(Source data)
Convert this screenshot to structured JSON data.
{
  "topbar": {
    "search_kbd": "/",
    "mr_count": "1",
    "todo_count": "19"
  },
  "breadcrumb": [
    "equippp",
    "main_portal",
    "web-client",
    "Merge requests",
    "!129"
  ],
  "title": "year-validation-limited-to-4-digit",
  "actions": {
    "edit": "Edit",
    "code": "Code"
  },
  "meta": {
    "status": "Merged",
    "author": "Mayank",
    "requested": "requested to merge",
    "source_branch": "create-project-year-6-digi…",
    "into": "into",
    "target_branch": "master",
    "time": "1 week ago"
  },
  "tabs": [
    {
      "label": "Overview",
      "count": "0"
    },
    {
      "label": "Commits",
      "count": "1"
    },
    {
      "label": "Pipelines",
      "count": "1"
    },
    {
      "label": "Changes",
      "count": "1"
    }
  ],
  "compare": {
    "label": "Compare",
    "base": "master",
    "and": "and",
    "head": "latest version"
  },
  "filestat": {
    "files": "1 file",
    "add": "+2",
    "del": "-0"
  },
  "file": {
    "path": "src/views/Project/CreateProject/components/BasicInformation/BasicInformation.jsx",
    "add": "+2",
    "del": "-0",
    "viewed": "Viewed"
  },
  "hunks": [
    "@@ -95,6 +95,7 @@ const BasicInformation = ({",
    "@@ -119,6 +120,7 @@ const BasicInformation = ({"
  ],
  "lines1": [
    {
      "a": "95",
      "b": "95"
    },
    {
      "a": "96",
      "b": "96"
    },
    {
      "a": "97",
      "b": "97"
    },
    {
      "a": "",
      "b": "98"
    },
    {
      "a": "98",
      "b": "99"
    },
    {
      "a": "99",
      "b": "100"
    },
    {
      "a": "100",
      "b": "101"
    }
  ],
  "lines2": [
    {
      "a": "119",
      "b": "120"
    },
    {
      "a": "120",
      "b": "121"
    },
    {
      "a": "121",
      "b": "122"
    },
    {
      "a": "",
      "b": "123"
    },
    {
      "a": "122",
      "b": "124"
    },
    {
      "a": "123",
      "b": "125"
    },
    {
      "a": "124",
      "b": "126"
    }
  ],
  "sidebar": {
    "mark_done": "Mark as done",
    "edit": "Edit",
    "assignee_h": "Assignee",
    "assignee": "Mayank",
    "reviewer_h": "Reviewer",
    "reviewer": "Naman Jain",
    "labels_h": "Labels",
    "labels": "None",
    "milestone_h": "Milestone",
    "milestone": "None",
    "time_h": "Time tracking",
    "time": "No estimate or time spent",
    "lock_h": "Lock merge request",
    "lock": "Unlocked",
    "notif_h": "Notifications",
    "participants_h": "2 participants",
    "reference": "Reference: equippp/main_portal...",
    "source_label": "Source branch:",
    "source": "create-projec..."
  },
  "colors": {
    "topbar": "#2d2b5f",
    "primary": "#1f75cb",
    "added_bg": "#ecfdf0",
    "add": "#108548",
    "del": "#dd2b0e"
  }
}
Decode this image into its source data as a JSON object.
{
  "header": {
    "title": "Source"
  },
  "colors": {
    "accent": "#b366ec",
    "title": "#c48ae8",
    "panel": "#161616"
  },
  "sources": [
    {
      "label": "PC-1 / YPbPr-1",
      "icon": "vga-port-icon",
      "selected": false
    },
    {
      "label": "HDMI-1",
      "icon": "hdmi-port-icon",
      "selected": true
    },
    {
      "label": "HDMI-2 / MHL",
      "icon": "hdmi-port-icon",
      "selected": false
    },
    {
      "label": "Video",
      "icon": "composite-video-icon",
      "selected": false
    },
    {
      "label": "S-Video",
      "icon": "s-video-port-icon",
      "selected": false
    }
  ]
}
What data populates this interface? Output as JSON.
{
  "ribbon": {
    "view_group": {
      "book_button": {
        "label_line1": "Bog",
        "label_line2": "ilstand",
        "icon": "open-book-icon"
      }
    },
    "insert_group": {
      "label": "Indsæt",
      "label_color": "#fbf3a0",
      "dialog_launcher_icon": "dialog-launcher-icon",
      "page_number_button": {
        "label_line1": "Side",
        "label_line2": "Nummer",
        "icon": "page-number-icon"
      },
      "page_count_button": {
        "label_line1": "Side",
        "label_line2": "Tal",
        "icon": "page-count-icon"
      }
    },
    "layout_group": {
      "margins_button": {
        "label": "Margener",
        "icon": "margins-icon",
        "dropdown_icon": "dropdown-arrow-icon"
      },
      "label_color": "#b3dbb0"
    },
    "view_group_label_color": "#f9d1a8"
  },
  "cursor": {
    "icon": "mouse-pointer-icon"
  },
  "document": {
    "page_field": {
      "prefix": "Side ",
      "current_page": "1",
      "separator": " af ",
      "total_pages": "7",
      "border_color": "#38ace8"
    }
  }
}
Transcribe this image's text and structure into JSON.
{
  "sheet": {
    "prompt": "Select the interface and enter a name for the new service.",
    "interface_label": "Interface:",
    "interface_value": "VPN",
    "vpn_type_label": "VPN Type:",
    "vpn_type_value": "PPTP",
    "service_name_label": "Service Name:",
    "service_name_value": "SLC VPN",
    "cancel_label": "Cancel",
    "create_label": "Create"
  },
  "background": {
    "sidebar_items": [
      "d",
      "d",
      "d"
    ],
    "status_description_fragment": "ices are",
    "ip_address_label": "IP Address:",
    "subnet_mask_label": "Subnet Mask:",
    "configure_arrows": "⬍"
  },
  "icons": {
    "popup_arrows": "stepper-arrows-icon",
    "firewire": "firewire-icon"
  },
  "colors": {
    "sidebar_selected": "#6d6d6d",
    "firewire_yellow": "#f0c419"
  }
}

# [What the exercise asks]
Please restate the data word for word, every record included.

# [Correct result]
Convert this screenshot to structured JSON data.
{
  "topbar": {
    "search_kbd": "/",
    "mr_count": "1",
    "todo_count": "19"
  },
  "breadcrumb": [
    "equippp",
    "main_portal",
    "web-client",
    "Merge requests",
    "!129"
  ],
  "title": "year-validation-limited-to-4-digit",
  "actions": {
    "edit": "Edit",
    "code": "Code"
  },
  "meta": {
    "status": "Merged",
    "author": "Mayank",
    "requested": "requested to merge",
    "source_branch": "create-project-year-6-digi…",
    "into": "into",
    "target_branch": "master",
    "time": "1 week ago"
  },
  "tabs": [
    {
      "label": "Overview",
      "count": "0"
    },
    {
      "label": "Commits",
      "count": "1"
    },
    {
      "label": "Pipelines",
      "count": "1"
    },
    {
      "label": "Changes",
      "count": "1"
    }
  ],
  "compare": {
    "label": "Compare",
    "base": "master",
    "and": "and",
    "head": "latest version"
  },
  "filestat": {
    "files": "1 file",
    "add": "+2",
    "del": "-0"
  },
  "file": {
    "path": "src/views/Project/CreateProject/components/BasicInformation/BasicInformation.jsx",
    "add": "+2",
    "del": "-0",
    "viewed": "Viewed"
  },
  "hunks": [
    "@@ -95,6 +95,7 @@ const BasicInformation = ({",
    "@@ -119,6 +120,7 @@ const BasicInformation = ({"
  ],
  "lines1": [
    {
      "a": "95",
      "b": "95"
    },
    {
      "a": "96",
      "b": "96"
    },
    {
      "a": "97",
      "b": "97"
    },
    {
      "a": "",
      "b": "98"
    },
    {
      "a": "98",
      "b": "99"
    },
    {
      "a": "99",
      "b": "100"
    },
    {
      "a": "100",
      "b": "101"
    }
  ],
  "lines2": [
    {
      "a": "119",
      "b": "120"
    },
    {
      "a": "120",
      "b": "121"
    },
    {
      "a": "121",
      "b": "122"
    },
    {
      "a": "",
      "b": "123"
    },
    {
      "a": "122",
      "b": "124"
    },
    {
      "a": "123",
      "b": "125"
    },
    {
      "a": "124",
      "b": "126"
    }
  ],
  "sidebar": {
    "mark_done": "Mark as done",
    "edit": "Edit",
    "assignee_h": "Assignee",
    "assignee": "Mayank",
    "reviewer_h": "Reviewer",
    "reviewer": "Naman Jain",
    "labels_h": "Labels",
    "labels": "None",
    "milestone_h": "Milestone",
    "milestone": "None",
    "time_h": "Time tracking",
    "time": "No estimate or time spent",
    "lock_h": "Lock merge request",
    "lock": "Unlocked",
    "notif_h": "Notifications",
    "participants_h": "2 participants",
    "reference": "Reference: equippp/main_portal...",
    "source_label": "Source branch:",
    "source": "create-projec..."
  },
  "colors": {
    "topbar": "#2d2b5f",
    "primary": "#1f75cb",
    "added_bg": "#ecfdf0",
    "add": "#108548",
    "del": "#dd2b0e"
  }
}
Decode this image into its source data as a JSON object.
{
  "header": {
    "title": "Source"
  },
  "colors": {
    "accent": "#b366ec",
    "title": "#c48ae8",
    "panel": "#161616"
  },
  "sources": [
    {
      "label": "PC-1 / YPbPr-1",
      "icon": "vga-port-icon",
      "selected": false
    },
    {
      "label": "HDMI-1",
      "icon": "hdmi-port-icon",
      "selected": true
    },
    {
      "label": "HDMI-2 / MHL",
      "icon": "hdmi-port-icon",
      "selected": false
    },
    {
      "label": "Video",
      "icon": "composite-video-icon",
      "selected": false
    },
    {
      "label": "S-Video",
      "icon": "s-video-port-icon",
      "selected": false
    }
  ]
}
What data populates this interface? Output as JSON.
{
  "ribbon": {
    "view_group": {
      "book_button": {
        "label_line1": "Bog",
        "label_line2": "ilstand",
        "icon": "open-book-icon"
      }
    },
    "insert_group": {
      "label": "Indsæt",
      "label_color": "#fbf3a0",
      "dialog_launcher_icon": "dialog-launcher-icon",
      "page_number_button": {
        "label_line1": "Side",
        "label_line2": "Nummer",
        "icon": "page-number-icon"
      },
      "page_count_button": {
        "label_line1": "Side",
        "label_line2": "Tal",
        "icon": "page-count-icon"
      }
    },
    "layout_group": {
      "margins_button": {
        "label": "Margener",
        "icon": "margins-icon",
        "dropdown_icon": "dropdown-arrow-icon"
      },
      "label_color": "#b3dbb0"
    },
    "view_group_label_color": "#f9d1a8"
  },
  "cursor": {
    "icon": "mouse-pointer-icon"
  },
  "document": {
    "page_field": {
      "prefix": "Side ",
      "current_page": "1",
      "separator": " af ",
      "total_pages": "7",
      "border_color": "#38ace8"
    }
  }
}
Transcribe this image's text and structure into JSON.
{
  "sheet": {
    "prompt": "Select the interface and enter a name for the new service.",
    "interface_label": "Interface:",
    "interface_value": "VPN",
    "vpn_type_label": "VPN Type:",
    "vpn_type_value": "PPTP",
    "service_name_label": "Service Name:",
    "service_name_value": "SLC VPN",
    "cancel_label": "Cancel",
    "create_label": "Create"
  },
  "background": {
    "sidebar_items": [
      "d",
      "d",
      "d"
    ],
    "status_description_fragment": "ices are",
    "ip_address_label": "IP Address:",
    "subnet_mask_label": "Subnet Mask:",
    "configure_arrows": "⬍"
  },
  "icons": {
    "popup_arrows": "stepper-arrows-icon",
    "firewire": "firewire-icon"
  },
  "colors": {
    "sidebar_selected": "#6d6d6d",
    "firewire_yellow": "#f0c419"
  }
}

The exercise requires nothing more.